AIM OF THE TASK
Give all of the lines again exactly as they read.

___ SUPPLIED DATA

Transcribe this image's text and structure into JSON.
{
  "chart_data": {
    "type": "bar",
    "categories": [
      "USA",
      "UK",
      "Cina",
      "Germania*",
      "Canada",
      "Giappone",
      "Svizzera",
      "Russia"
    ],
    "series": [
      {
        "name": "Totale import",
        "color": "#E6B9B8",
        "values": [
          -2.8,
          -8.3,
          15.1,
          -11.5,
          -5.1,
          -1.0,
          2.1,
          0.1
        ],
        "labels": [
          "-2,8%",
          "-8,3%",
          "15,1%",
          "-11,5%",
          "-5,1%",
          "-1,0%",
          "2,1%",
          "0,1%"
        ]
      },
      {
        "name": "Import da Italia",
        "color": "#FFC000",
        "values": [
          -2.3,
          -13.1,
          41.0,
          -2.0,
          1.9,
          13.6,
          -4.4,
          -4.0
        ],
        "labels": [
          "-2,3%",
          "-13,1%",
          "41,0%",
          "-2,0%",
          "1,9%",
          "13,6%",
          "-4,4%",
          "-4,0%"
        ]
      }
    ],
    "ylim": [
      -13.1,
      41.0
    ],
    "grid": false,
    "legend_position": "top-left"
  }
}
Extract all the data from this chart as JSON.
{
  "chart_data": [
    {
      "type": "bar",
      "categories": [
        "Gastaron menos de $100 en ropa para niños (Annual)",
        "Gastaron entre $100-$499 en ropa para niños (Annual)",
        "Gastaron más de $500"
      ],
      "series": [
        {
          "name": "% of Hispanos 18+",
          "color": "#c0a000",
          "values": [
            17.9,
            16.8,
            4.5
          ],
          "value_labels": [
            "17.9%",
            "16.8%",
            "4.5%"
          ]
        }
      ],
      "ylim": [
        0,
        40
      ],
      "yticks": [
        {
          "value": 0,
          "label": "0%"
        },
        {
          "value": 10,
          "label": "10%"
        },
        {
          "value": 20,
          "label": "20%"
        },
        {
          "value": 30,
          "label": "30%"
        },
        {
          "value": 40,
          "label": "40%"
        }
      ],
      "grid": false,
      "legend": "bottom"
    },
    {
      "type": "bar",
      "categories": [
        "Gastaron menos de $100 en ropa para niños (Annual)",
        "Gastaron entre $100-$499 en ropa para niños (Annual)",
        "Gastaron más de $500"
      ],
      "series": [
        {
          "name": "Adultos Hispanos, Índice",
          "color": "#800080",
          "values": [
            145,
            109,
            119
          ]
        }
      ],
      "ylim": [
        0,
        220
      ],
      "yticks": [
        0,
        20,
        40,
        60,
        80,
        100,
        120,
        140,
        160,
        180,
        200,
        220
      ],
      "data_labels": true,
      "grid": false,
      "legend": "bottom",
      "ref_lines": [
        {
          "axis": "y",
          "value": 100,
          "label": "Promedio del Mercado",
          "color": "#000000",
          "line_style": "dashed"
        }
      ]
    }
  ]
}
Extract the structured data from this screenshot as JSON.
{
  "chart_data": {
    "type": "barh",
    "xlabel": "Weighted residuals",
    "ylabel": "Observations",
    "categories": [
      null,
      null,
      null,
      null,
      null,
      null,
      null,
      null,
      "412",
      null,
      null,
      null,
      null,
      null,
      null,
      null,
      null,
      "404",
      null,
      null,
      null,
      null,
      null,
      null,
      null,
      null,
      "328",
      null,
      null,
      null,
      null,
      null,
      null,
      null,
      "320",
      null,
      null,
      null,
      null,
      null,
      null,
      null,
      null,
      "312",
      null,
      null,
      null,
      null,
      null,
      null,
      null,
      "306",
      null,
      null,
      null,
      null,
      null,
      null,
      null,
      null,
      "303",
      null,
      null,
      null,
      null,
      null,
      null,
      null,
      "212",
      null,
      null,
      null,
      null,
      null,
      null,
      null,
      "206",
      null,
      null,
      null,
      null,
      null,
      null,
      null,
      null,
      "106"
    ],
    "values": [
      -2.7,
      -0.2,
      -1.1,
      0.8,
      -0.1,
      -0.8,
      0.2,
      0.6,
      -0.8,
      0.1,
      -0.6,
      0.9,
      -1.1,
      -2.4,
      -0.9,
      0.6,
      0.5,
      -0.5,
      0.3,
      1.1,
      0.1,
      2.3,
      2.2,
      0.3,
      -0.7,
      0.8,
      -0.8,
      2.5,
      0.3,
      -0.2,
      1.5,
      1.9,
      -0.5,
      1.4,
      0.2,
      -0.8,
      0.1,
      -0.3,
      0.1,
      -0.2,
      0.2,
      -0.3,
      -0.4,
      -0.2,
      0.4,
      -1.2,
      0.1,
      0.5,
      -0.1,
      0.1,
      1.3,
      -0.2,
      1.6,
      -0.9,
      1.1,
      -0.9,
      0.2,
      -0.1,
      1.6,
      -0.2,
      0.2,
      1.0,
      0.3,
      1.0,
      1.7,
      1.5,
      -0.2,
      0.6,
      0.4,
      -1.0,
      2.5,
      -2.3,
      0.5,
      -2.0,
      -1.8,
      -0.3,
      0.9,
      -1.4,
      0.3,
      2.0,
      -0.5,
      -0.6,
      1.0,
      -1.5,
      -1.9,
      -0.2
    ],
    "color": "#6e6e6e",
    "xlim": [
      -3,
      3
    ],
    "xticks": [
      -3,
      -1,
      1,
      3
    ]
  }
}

______

ANSWER TO THE PROBLEM
Transcribe this image's text and structure into JSON.
{
  "chart_data": {
    "type": "bar",
    "categories": [
      "USA",
      "UK",
      "Cina",
      "Germania*",
      "Canada",
      "Giappone",
      "Svizzera",
      "Russia"
    ],
    "series": [
      {
        "name": "Totale import",
        "color": "#E6B9B8",
        "values": [
          -2.8,
          -8.3,
          15.1,
          -11.5,
          -5.1,
          -1.0,
          2.1,
          0.1
        ],
        "labels": [
          "-2,8%",
          "-8,3%",
          "15,1%",
          "-11,5%",
          "-5,1%",
          "-1,0%",
          "2,1%",
          "0,1%"
        ]
      },
      {
        "name": "Import da Italia",
        "color": "#FFC000",
        "values": [
          -2.3,
          -13.1,
          41.0,
          -2.0,
          1.9,
          13.6,
          -4.4,
          -4.0
        ],
        "labels": [
          "-2,3%",
          "-13,1%",
          "41,0%",
          "-2,0%",
          "1,9%",
          "13,6%",
          "-4,4%",
          "-4,0%"
        ]
      }
    ],
    "ylim": [
      -13.1,
      41.0
    ],
    "grid": false,
    "legend_position": "top-left"
  }
}
Extract all the data from this chart as JSON.
{
  "chart_data": [
    {
      "type": "bar",
      "categories": [
        "Gastaron menos de $100 en ropa para niños (Annual)",
        "Gastaron entre $100-$499 en ropa para niños (Annual)",
        "Gastaron más de $500"
      ],
      "series": [
        {
          "name": "% of Hispanos 18+",
          "color": "#c0a000",
          "values": [
            17.9,
            16.8,
            4.5
          ],
          "value_labels": [
            "17.9%",
            "16.8%",
            "4.5%"
          ]
        }
      ],
      "ylim": [
        0,
        40
      ],
      "yticks": [
        {
          "value": 0,
          "label": "0%"
        },
        {
          "value": 10,
          "label": "10%"
        },
        {
          "value": 20,
          "label": "20%"
        },
        {
          "value": 30,
          "label": "30%"
        },
        {
          "value": 40,
          "label": "40%"
        }
      ],
      "grid": false,
      "legend": "bottom"
    },
    {
      "type": "bar",
      "categories": [
        "Gastaron menos de $100 en ropa para niños (Annual)",
        "Gastaron entre $100-$499 en ropa para niños (Annual)",
        "Gastaron más de $500"
      ],
      "series": [
        {
          "name": "Adultos Hispanos, Índice",
          "color": "#800080",
          "values": [
            145,
            109,
            119
          ]
        }
      ],
      "ylim": [
        0,
        220
      ],
      "yticks": [
        0,
        20,
        40,
        60,
        80,
        100,
        120,
        140,
        160,
        180,
        200,
        220
      ],
      "data_labels": true,
      "grid": false,
      "legend": "bottom",
      "ref_lines": [
        {
          "axis": "y",
          "value": 100,
          "label": "Promedio del Mercado",
          "color": "#000000",
          "line_style": "dashed"
        }
      ]
    }
  ]
}
Extract the structured data from this screenshot as JSON.
{
  "chart_data": {
    "type": "barh",
    "xlabel": "Weighted residuals",
    "ylabel": "Observations",
    "categories": [
      null,
      null,
      null,
      null,
      null,
      null,
      null,
      null,
      "412",
      null,
      null,
      null,
      null,
      null,
      null,
      null,
      null,
      "404",
      null,
      null,
      null,
      null,
      null,
      null,
      null,
      null,
      "328",
      null,
      null,
      null,
      null,
      null,
      null,
      null,
      "320",
      null,
      null,
      null,
      null,
      null,
      null,
      null,
      null,
      "312",
      null,
      null,
      null,
      null,
      null,
      null,
      null,
      "306",
      null,
      null,
      null,
      null,
      null,
      null,
      null,
      null,
      "303",
      null,
      null,
      null,
      null,
      null,
      null,
      null,
      "212",
      null,
      null,
      null,
      null,
      null,
      null,
      null,
      "206",
      null,
      null,
      null,
      null,
      null,
      null,
      null,
      null,
      "106"
    ],
    "values": [
      -2.7,
      -0.2,
      -1.1,
      0.8,
      -0.1,
      -0.8,
      0.2,
      0.6,
      -0.8,
      0.1,
      -0.6,
      0.9,
      -1.1,
      -2.4,
      -0.9,
      0.6,
      0.5,
      -0.5,
      0.3,
      1.1,
      0.1,
      2.3,
      2.2,
      0.3,
      -0.7,
      0.8,
      -0.8,
      2.5,
      0.3,
      -0.2,
      1.5,
      1.9,
      -0.5,
      1.4,
      0.2,
      -0.8,
      0.1,
      -0.3,
      0.1,
      -0.2,
      0.2,
      -0.3,
      -0.4,
      -0.2,
      0.4,
      -1.2,
      0.1,
      0.5,
      -0.1,
      0.1,
      1.3,
      -0.2,
      1.6,
      -0.9,
      1.1,
      -0.9,
      0.2,
      -0.1,
      1.6,
      -0.2,
      0.2,
      1.0,
      0.3,
      1.0,
      1.7,
      1.5,
      -0.2,
      0.6,
      0.4,
      -1.0,
      2.5,
      -2.3,
      0.5,
      -2.0,
      -1.8,
      -0.3,
      0.9,
      -1.4,
      0.3,
      2.0,
      -0.5,
      -0.6,
      1.0,
      -1.5,
      -1.9,
      -0.2
    ],
    "color": "#6e6e6e",
    "xlim": [
      -3,
      3
    ],
    "xticks": [
      -3,
      -1,
      1,
      3
    ]
  }
}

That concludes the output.